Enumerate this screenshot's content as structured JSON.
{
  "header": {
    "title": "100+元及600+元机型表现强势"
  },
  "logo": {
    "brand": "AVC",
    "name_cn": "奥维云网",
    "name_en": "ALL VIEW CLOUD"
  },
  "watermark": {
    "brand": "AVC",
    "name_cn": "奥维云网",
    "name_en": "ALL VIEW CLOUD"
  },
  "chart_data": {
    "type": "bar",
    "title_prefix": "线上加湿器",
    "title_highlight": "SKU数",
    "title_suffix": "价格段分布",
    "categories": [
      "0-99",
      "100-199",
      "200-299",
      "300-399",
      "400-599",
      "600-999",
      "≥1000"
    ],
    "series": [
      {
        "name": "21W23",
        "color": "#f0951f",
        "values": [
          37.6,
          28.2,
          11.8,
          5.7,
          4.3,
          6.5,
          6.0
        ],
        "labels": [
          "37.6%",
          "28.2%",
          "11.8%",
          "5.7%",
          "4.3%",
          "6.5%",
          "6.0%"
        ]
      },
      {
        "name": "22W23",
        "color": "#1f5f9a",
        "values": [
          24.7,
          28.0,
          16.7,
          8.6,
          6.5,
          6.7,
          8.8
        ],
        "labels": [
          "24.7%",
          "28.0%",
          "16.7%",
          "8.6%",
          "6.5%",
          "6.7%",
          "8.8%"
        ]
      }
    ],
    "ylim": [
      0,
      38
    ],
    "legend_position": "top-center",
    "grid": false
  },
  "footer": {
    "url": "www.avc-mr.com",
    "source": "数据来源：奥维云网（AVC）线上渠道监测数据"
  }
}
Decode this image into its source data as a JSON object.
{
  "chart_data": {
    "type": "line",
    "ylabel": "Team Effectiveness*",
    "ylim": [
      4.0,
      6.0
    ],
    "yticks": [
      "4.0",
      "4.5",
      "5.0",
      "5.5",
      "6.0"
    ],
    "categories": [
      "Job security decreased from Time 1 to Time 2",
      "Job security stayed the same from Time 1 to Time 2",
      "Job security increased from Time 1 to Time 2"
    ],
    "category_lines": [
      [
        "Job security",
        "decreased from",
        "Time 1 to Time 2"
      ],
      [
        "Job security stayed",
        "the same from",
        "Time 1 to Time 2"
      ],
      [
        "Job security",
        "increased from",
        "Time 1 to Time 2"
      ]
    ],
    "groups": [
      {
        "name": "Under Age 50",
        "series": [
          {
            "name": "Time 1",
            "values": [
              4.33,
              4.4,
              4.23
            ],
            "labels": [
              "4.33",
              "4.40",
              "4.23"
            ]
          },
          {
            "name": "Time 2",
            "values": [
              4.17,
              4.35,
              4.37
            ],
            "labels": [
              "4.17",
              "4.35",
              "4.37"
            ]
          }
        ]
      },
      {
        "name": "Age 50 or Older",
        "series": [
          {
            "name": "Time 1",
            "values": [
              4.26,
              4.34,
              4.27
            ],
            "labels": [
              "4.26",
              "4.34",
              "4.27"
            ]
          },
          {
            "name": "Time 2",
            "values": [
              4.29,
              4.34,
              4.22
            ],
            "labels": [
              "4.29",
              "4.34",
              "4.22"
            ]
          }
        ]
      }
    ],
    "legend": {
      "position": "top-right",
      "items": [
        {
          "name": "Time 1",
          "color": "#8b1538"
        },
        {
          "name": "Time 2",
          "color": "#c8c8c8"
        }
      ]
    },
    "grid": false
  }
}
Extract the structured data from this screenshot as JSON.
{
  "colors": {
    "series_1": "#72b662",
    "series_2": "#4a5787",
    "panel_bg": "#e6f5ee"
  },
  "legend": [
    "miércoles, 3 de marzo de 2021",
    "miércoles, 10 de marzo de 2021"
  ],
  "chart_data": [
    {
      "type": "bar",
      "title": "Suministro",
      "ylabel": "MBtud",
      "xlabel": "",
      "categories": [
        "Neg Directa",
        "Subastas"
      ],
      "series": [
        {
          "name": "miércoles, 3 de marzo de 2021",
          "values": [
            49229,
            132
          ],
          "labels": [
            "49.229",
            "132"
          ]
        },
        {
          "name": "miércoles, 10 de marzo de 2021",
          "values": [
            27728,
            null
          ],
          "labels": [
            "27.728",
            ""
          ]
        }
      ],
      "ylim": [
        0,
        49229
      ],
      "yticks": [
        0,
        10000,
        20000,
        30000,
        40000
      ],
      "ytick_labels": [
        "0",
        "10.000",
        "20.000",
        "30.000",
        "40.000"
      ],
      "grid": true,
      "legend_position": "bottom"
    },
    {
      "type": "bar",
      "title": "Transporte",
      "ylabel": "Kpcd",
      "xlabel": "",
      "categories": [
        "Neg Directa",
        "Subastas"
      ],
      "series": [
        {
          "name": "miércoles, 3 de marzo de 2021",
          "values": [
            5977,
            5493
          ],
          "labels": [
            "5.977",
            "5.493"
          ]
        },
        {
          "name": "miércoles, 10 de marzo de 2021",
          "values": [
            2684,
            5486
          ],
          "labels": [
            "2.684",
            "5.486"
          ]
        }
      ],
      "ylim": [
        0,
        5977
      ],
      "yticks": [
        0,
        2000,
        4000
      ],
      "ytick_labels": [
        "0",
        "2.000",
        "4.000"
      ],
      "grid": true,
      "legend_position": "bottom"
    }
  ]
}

▸ **Objective**: Hand back the material above in full, exactly as written.

▸ **Solved exercise**:
Enumerate this screenshot's content as structured JSON.
{
  "header": {
    "title": "100+元及600+元机型表现强势"
  },
  "logo": {
    "brand": "AVC",
    "name_cn": "奥维云网",
    "name_en": "ALL VIEW CLOUD"
  },
  "watermark": {
    "brand": "AVC",
    "name_cn": "奥维云网",
    "name_en": "ALL VIEW CLOUD"
  },
  "chart_data": {
    "type": "bar",
    "title_prefix": "线上加湿器",
    "title_highlight": "SKU数",
    "title_suffix": "价格段分布",
    "categories": [
      "0-99",
      "100-199",
      "200-299",
      "300-399",
      "400-599",
      "600-999",
      "≥1000"
    ],
    "series": [
      {
        "name": "21W23",
        "color": "#f0951f",
        "values": [
          37.6,
          28.2,
          11.8,
          5.7,
          4.3,
          6.5,
          6.0
        ],
        "labels": [
          "37.6%",
          "28.2%",
          "11.8%",
          "5.7%",
          "4.3%",
          "6.5%",
          "6.0%"
        ]
      },
      {
        "name": "22W23",
        "color": "#1f5f9a",
        "values": [
          24.7,
          28.0,
          16.7,
          8.6,
          6.5,
          6.7,
          8.8
        ],
        "labels": [
          "24.7%",
          "28.0%",
          "16.7%",
          "8.6%",
          "6.5%",
          "6.7%",
          "8.8%"
        ]
      }
    ],
    "ylim": [
      0,
      38
    ],
    "legend_position": "top-center",
    "grid": false
  },
  "footer": {
    "url": "www.avc-mr.com",
    "source": "数据来源：奥维云网（AVC）线上渠道监测数据"
  }
}
Decode this image into its source data as a JSON object.
{
  "chart_data": {
    "type": "line",
    "ylabel": "Team Effectiveness*",
    "ylim": [
      4.0,
      6.0
    ],
    "yticks": [
      "4.0",
      "4.5",
      "5.0",
      "5.5",
      "6.0"
    ],
    "categories": [
      "Job security decreased from Time 1 to Time 2",
      "Job security stayed the same from Time 1 to Time 2",
      "Job security increased from Time 1 to Time 2"
    ],
    "category_lines": [
      [
        "Job security",
        "decreased from",
        "Time 1 to Time 2"
      ],
      [
        "Job security stayed",
        "the same from",
        "Time 1 to Time 2"
      ],
      [
        "Job security",
        "increased from",
        "Time 1 to Time 2"
      ]
    ],
    "groups": [
      {
        "name": "Under Age 50",
        "series": [
          {
            "name": "Time 1",
            "values": [
              4.33,
              4.4,
              4.23
            ],
            "labels": [
              "4.33",
              "4.40",
              "4.23"
            ]
          },
          {
            "name": "Time 2",
            "values": [
              4.17,
              4.35,
              4.37
            ],
            "labels": [
              "4.17",
              "4.35",
              "4.37"
            ]
          }
        ]
      },
      {
        "name": "Age 50 or Older",
        "series": [
          {
            "name": "Time 1",
            "values": [
              4.26,
              4.34,
              4.27
            ],
            "labels": [
              "4.26",
              "4.34",
              "4.27"
            ]
          },
          {
            "name": "Time 2",
            "values": [
              4.29,
              4.34,
              4.22
            ],
            "labels": [
              "4.29",
              "4.34",
              "4.22"
            ]
          }
        ]
      }
    ],
    "legend": {
      "position": "top-right",
      "items": [
        {
          "name": "Time 1",
          "color": "#8b1538"
        },
        {
          "name": "Time 2",
          "color": "#c8c8c8"
        }
      ]
    },
    "grid": false
  }
}
Extract the structured data from this screenshot as JSON.
{
  "colors": {
    "series_1": "#72b662",
    "series_2": "#4a5787",
    "panel_bg": "#e6f5ee"
  },
  "legend": [
    "miércoles, 3 de marzo de 2021",
    "miércoles, 10 de marzo de 2021"
  ],
  "chart_data": [
    {
      "type": "bar",
      "title": "Suministro",
      "ylabel": "MBtud",
      "xlabel": "",
      "categories": [
        "Neg Directa",
        "Subastas"
      ],
      "series": [
        {
          "name": "miércoles, 3 de marzo de 2021",
          "values": [
            49229,
            132
          ],
          "labels": [
            "49.229",
            "132"
          ]
        },
        {
          "name": "miércoles, 10 de marzo de 2021",
          "values": [
            27728,
            null
          ],
          "labels": [
            "27.728",
            ""
          ]
        }
      ],
      "ylim": [
        0,
        49229
      ],
      "yticks": [
        0,
        10000,
        20000,
        30000,
        40000
      ],
      "ytick_labels": [
        "0",
        "10.000",
        "20.000",
        "30.000",
        "40.000"
      ],
      "grid": true,
      "legend_position": "bottom"
    },
    {
      "type": "bar",
      "title": "Transporte",
      "ylabel": "Kpcd",
      "xlabel": "",
      "categories": [
        "Neg Directa",
        "Subastas"
      ],
      "series": [
        {
          "name": "miércoles, 3 de marzo de 2021",
          "values": [
            5977,
            5493
          ],
          "labels": [
            "5.977",
            "5.493"
          ]
        },
        {
          "name": "miércoles, 10 de marzo de 2021",
          "values": [
            2684,
            5486
          ],
          "labels": [
            "2.684",
            "5.486"
          ]
        }
      ],
      "ylim": [
        0,
        5977
      ],
      "yticks": [
        0,
        2000,
        4000
      ],
      "ytick_labels": [
        "0",
        "2.000",
        "4.000"
      ],
      "grid": true,
      "legend_position": "bottom"
    }
  ]
}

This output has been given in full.